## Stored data
++++++++++++++++++++

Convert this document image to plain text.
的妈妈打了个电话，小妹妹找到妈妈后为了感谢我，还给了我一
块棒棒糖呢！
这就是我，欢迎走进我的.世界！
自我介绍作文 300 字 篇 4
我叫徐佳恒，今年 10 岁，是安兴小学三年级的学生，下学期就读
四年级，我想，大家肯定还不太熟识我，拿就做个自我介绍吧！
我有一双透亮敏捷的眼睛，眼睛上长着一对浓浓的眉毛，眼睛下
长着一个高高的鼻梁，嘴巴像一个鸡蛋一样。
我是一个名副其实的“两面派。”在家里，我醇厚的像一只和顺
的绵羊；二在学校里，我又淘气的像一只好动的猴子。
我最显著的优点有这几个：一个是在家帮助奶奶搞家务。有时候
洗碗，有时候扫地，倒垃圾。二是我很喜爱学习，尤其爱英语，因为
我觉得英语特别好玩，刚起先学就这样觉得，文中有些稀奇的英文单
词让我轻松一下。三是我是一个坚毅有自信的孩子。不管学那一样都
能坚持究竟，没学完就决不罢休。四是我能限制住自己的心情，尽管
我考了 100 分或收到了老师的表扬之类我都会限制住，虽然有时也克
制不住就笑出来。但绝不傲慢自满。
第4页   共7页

++++++++++++++++++++

## Exercise description
Please reproduce each record precisely as written.

## Result of this task
Convert this document image to plain text.
的妈妈打了个电话，小妹妹找到妈妈后为了感谢我，还给了我一
块棒棒糖呢！
这就是我，欢迎走进我的.世界！
自我介绍作文 300 字 篇 4
我叫徐佳恒，今年 10 岁，是安兴小学三年级的学生，下学期就读
四年级，我想，大家肯定还不太熟识我，拿就做个自我介绍吧！
我有一双透亮敏捷的眼睛，眼睛上长着一对浓浓的眉毛，眼睛下
长着一个高高的鼻梁，嘴巴像一个鸡蛋一样。
我是一个名副其实的“两面派。”在家里，我醇厚的像一只和顺
的绵羊；二在学校里，我又淘气的像一只好动的猴子。
我最显著的优点有这几个：一个是在家帮助奶奶搞家务。有时候
洗碗，有时候扫地，倒垃圾。二是我很喜爱学习，尤其爱英语，因为
我觉得英语特别好玩，刚起先学就这样觉得，文中有些稀奇的英文单
词让我轻松一下。三是我是一个坚毅有自信的孩子。不管学那一样都
能坚持究竟，没学完就决不罢休。四是我能限制住自己的心情，尽管
我考了 100 分或收到了老师的表扬之类我都会限制住，虽然有时也克
制不住就笑出来。但绝不傲慢自满。
第4页   共7页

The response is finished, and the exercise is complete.